> _Task statement_: Output each entry that follows exactly. Images stay out.

> _Exercise material_:
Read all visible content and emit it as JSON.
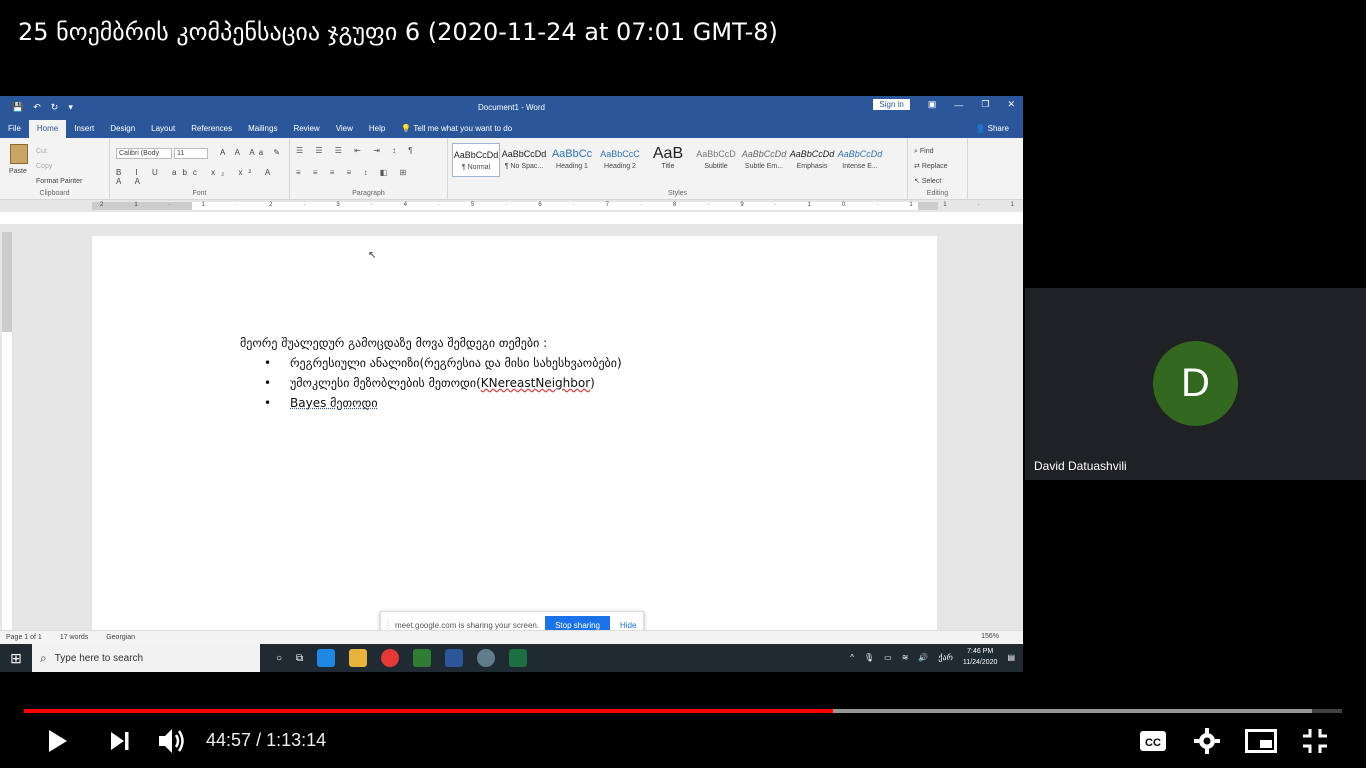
{
  "video": {
    "title": "25 ნოემბრის კომპენსაცია ჯგუფი 6 (2020-11-24 at 07:01 GMT-8)",
    "current_time": "44:57",
    "separator": "/",
    "duration": "1:13:14",
    "played_fraction": 0.614,
    "accent_color": "#ff0000"
  },
  "word": {
    "doc_title": "Document1 - Word",
    "sign_in": "Sign in",
    "menu": [
      "File",
      "Home",
      "Insert",
      "Design",
      "Layout",
      "References",
      "Mailings",
      "Review",
      "View",
      "Help"
    ],
    "tell_me": "Tell me what you want to do",
    "share": "Share",
    "clipboard": {
      "paste": "Paste",
      "cut": "Cut",
      "copy": "Copy",
      "format_painter": "Format Painter",
      "label": "Clipboard"
    },
    "font": {
      "name": "Calibri (Body",
      "size": "11",
      "label": "Font"
    },
    "paragraph": {
      "label": "Paragraph"
    },
    "styles": {
      "label": "Styles",
      "items": [
        {
          "sample": "AaBbCcDd",
          "name": "¶ Normal"
        },
        {
          "sample": "AaBbCcDd",
          "name": "¶ No Spac..."
        },
        {
          "sample": "AaBbCc",
          "name": "Heading 1"
        },
        {
          "sample": "AaBbCcC",
          "name": "Heading 2"
        },
        {
          "sample": "AaB",
          "name": "Title"
        },
        {
          "sample": "AaBbCcD",
          "name": "Subtitle"
        },
        {
          "sample": "AaBbCcDd",
          "name": "Subtle Em..."
        },
        {
          "sample": "AaBbCcDd",
          "name": "Emphasis"
        },
        {
          "sample": "AaBbCcDd",
          "name": "Intense E..."
        }
      ]
    },
    "editing": {
      "find": "Find",
      "replace": "Replace",
      "select": "Select",
      "label": "Editing"
    },
    "document": {
      "heading": "მეორე შუალედურ გამოცდაზე მოვა შემდეგი თემები :",
      "items": [
        "რეგრესიული ანალიზი(რეგრესია და  მისი სახესხვაობები)",
        "უმოკლესი მეზობლების მეთოდი(KNereastNeighbor)",
        "Bayes  მეთოდი"
      ]
    },
    "status": {
      "page": "Page 1 of 1",
      "words": "17 words",
      "language": "Georgian",
      "zoom": "156%"
    }
  },
  "meet": {
    "sharing_text": "meet.google.com is sharing your screen.",
    "stop_sharing": "Stop sharing",
    "hide": "Hide"
  },
  "taskbar": {
    "search_placeholder": "Type here to search",
    "time": "7:46 PM",
    "date": "11/24/2020",
    "lang": "ქარ"
  },
  "participant": {
    "initial": "D",
    "name": "David Datuashvili",
    "avatar_color": "#33691e"
  }
}
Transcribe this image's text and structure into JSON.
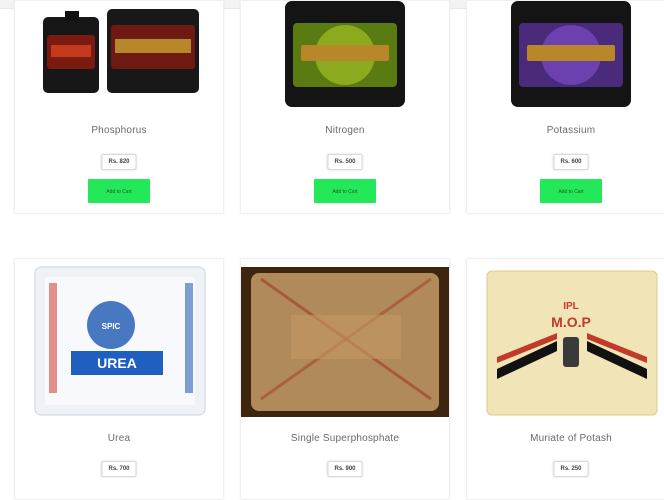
{
  "products": [
    {
      "name": "Phosphorus",
      "price": "Rs. 820",
      "button": "Add to Cart",
      "image": "phosphorus-bottles"
    },
    {
      "name": "Nitrogen",
      "price": "Rs. 500",
      "button": "Add to Cart",
      "image": "nitrogen-bottle"
    },
    {
      "name": "Potassium",
      "price": "Rs. 600",
      "button": "Add to Cart",
      "image": "potassium-bottle"
    },
    {
      "name": "Urea",
      "price": "Rs. 700",
      "image": "urea-bag",
      "bag_text": {
        "brand": "SPIC",
        "product": "UREA"
      }
    },
    {
      "name": "Single Superphosphate",
      "price": "Rs. 900",
      "image": "ssp-sack"
    },
    {
      "name": "Muriate of Potash",
      "price": "Rs. 250",
      "image": "mop-bag",
      "bag_text": {
        "brand": "IPL",
        "product": "M.O.P"
      }
    }
  ],
  "colors": {
    "button": "#22e85a",
    "card_border": "#f0f0f0"
  }
}
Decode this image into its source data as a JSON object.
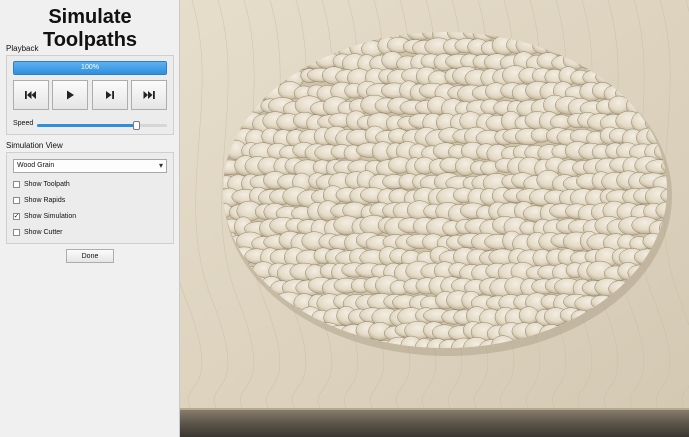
{
  "app": {
    "title": "Simulate Toolpaths"
  },
  "playback": {
    "section_label": "Playback",
    "progress_percent": 100,
    "progress_text": "100%",
    "buttons": [
      {
        "name": "rewind-button",
        "icon": "skip-to-start-icon"
      },
      {
        "name": "play-button",
        "icon": "play-icon"
      },
      {
        "name": "step-forward-button",
        "icon": "step-forward-icon"
      },
      {
        "name": "skip-to-end-button",
        "icon": "skip-to-end-icon"
      }
    ],
    "speed_label": "Speed",
    "speed_value": 0.76
  },
  "simulation_view": {
    "section_label": "Simulation View",
    "material": {
      "selected": "Wood Grain"
    },
    "options": [
      {
        "label": "Show Toolpath",
        "checked": false
      },
      {
        "label": "Show Rapids",
        "checked": false
      },
      {
        "label": "Show Simulation",
        "checked": true
      },
      {
        "label": "Show Cutter",
        "checked": false
      }
    ]
  },
  "done_label": "Done",
  "colors": {
    "accent": "#2f8fdd",
    "wood_base": "#ddd4c2",
    "carving_light": "#efe9dc",
    "carving_shadow": "#a89c84"
  }
}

> _Response to the exercise_:
Read all visible content and emit it as JSON.
{
  "video": {
    "title": "25 ნოემბრის კომპენსაცია ჯგუფი 6 (2020-11-24 at 07:01 GMT-8)",
    "current_time": "44:57",
    "separator": "/",
    "duration": "1:13:14",
    "played_fraction": 0.614,
    "accent_color": "#ff0000"
  },
  "word": {
    "doc_title": "Document1 - Word",
    "sign_in": "Sign in",
    "menu": [
      "File",
      "Home",
      "Insert",
      "Design",
      "Layout",
      "References",
      "Mailings",
      "Review",
      "View",
      "Help"
    ],
    "tell_me": "Tell me what you want to do",
    "share": "Share",
    "clipboard": {
      "paste": "Paste",
      "cut": "Cut",
      "copy": "Copy",
      "format_painter": "Format Painter",
      "label": "Clipboard"
    },
    "font": {
      "name": "Calibri (Body",
      "size": "11",
      "label": "Font"
    },
    "paragraph": {
      "label": "Paragraph"
    },
    "styles": {
      "label": "Styles",
      "items": [
        {
          "sample": "AaBbCcDd",
          "name": "¶ Normal"
        },
        {
          "sample": "AaBbCcDd",
          "name": "¶ No Spac..."
        },
        {
          "sample": "AaBbCc",
          "name": "Heading 1"
        },
        {
          "sample": "AaBbCcC",
          "name": "Heading 2"
        },
        {
          "sample": "AaB",
          "name": "Title"
        },
        {
          "sample": "AaBbCcD",
          "name": "Subtitle"
        },
        {
          "sample": "AaBbCcDd",
          "name": "Subtle Em..."
        },
        {
          "sample": "AaBbCcDd",
          "name": "Emphasis"
        },
        {
          "sample": "AaBbCcDd",
          "name": "Intense E..."
        }
      ]
    },
    "editing": {
      "find": "Find",
      "replace": "Replace",
      "select": "Select",
      "label": "Editing"
    },
    "document": {
      "heading": "მეორე შუალედურ გამოცდაზე მოვა შემდეგი თემები :",
      "items": [
        "რეგრესიული ანალიზი(რეგრესია და  მისი სახესხვაობები)",
        "უმოკლესი მეზობლების მეთოდი(KNereastNeighbor)",
        "Bayes  მეთოდი"
      ]
    },
    "status": {
      "page": "Page 1 of 1",
      "words": "17 words",
      "language": "Georgian",
      "zoom": "156%"
    }
  },
  "meet": {
    "sharing_text": "meet.google.com is sharing your screen.",
    "stop_sharing": "Stop sharing",
    "hide": "Hide"
  },
  "taskbar": {
    "search_placeholder": "Type here to search",
    "time": "7:46 PM",
    "date": "11/24/2020",
    "lang": "ქარ"
  },
  "participant": {
    "initial": "D",
    "name": "David Datuashvili",
    "avatar_color": "#33691e"
  }
}
Transcribe this image's text and structure into JSON.
{
  "products": [
    {
      "name": "Phosphorus",
      "price": "Rs. 820",
      "button": "Add to Cart",
      "image": "phosphorus-bottles"
    },
    {
      "name": "Nitrogen",
      "price": "Rs. 500",
      "button": "Add to Cart",
      "image": "nitrogen-bottle"
    },
    {
      "name": "Potassium",
      "price": "Rs. 600",
      "button": "Add to Cart",
      "image": "potassium-bottle"
    },
    {
      "name": "Urea",
      "price": "Rs. 700",
      "image": "urea-bag",
      "bag_text": {
        "brand": "SPIC",
        "product": "UREA"
      }
    },
    {
      "name": "Single Superphosphate",
      "price": "Rs. 900",
      "image": "ssp-sack"
    },
    {
      "name": "Muriate of Potash",
      "price": "Rs. 250",
      "image": "mop-bag",
      "bag_text": {
        "brand": "IPL",
        "product": "M.O.P"
      }
    }
  ],
  "colors": {
    "button": "#22e85a",
    "card_border": "#f0f0f0"
  }
}
Decode this image into its source data as a JSON object.
{
  "app": {
    "title": "Simulate Toolpaths"
  },
  "playback": {
    "section_label": "Playback",
    "progress_percent": 100,
    "progress_text": "100%",
    "buttons": [
      {
        "name": "rewind-button",
        "icon": "skip-to-start-icon"
      },
      {
        "name": "play-button",
        "icon": "play-icon"
      },
      {
        "name": "step-forward-button",
        "icon": "step-forward-icon"
      },
      {
        "name": "skip-to-end-button",
        "icon": "skip-to-end-icon"
      }
    ],
    "speed_label": "Speed",
    "speed_value": 0.76
  },
  "simulation_view": {
    "section_label": "Simulation View",
    "material": {
      "selected": "Wood Grain"
    },
    "options": [
      {
        "label": "Show Toolpath",
        "checked": false
      },
      {
        "label": "Show Rapids",
        "checked": false
      },
      {
        "label": "Show Simulation",
        "checked": true
      },
      {
        "label": "Show Cutter",
        "checked": false
      }
    ]
  },
  "done_label": "Done",
  "colors": {
    "accent": "#2f8fdd",
    "wood_base": "#ddd4c2",
    "carving_light": "#efe9dc",
    "carving_shadow": "#a89c84"
  }
}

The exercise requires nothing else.